====== Data for this exercise ======
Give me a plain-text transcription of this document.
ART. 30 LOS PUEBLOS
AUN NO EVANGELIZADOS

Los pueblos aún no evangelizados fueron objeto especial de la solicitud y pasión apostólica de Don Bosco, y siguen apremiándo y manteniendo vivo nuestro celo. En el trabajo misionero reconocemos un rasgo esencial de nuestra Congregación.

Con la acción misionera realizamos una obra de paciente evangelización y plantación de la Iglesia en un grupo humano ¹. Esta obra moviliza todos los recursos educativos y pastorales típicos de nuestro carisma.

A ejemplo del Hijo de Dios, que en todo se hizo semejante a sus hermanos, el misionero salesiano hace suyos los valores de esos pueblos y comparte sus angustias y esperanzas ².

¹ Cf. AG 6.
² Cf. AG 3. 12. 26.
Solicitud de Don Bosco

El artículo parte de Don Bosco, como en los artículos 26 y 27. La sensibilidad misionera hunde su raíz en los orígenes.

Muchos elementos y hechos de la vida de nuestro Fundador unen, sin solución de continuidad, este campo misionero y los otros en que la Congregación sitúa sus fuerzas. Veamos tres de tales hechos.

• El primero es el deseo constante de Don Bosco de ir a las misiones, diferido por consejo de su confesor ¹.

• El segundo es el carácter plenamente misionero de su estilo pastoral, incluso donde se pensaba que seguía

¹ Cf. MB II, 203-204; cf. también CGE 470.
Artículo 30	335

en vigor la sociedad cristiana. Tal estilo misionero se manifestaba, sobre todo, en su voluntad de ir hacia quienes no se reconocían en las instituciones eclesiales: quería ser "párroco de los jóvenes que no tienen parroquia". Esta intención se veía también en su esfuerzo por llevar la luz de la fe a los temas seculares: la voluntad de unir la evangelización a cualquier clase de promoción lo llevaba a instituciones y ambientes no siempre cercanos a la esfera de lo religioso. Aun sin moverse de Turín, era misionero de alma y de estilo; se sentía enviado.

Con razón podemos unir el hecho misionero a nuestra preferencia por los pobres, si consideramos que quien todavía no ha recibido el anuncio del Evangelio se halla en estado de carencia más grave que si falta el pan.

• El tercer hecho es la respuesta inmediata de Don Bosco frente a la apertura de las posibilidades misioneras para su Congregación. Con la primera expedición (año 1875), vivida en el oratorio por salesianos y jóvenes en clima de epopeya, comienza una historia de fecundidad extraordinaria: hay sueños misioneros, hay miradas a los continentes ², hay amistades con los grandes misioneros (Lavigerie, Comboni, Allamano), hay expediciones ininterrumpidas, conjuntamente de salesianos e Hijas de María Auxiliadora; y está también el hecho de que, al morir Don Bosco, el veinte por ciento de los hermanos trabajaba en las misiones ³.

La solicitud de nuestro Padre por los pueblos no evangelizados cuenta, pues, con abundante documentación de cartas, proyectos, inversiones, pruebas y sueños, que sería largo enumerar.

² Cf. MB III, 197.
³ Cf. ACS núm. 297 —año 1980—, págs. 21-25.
======
__What you need to do__: Pick out every line above that contains the word "nuestra" and copy it.

__Solution for this task__:
Los pueblos aún no evangelizados fueron objeto especial de la solicitud y pasión apostólica de Don Bosco, y siguen apremiándo y manteniendo vivo nuestro celo. En el trabajo misionero reconocemos un rasgo esencial de nuestra Congregación.
Con razón podemos unir el hecho misionero a nuestra preferencia por los pobres, si consideramos que quien todavía no ha recibido el anuncio del Evangelio se halla en estado de carencia más grave que si falta el pan.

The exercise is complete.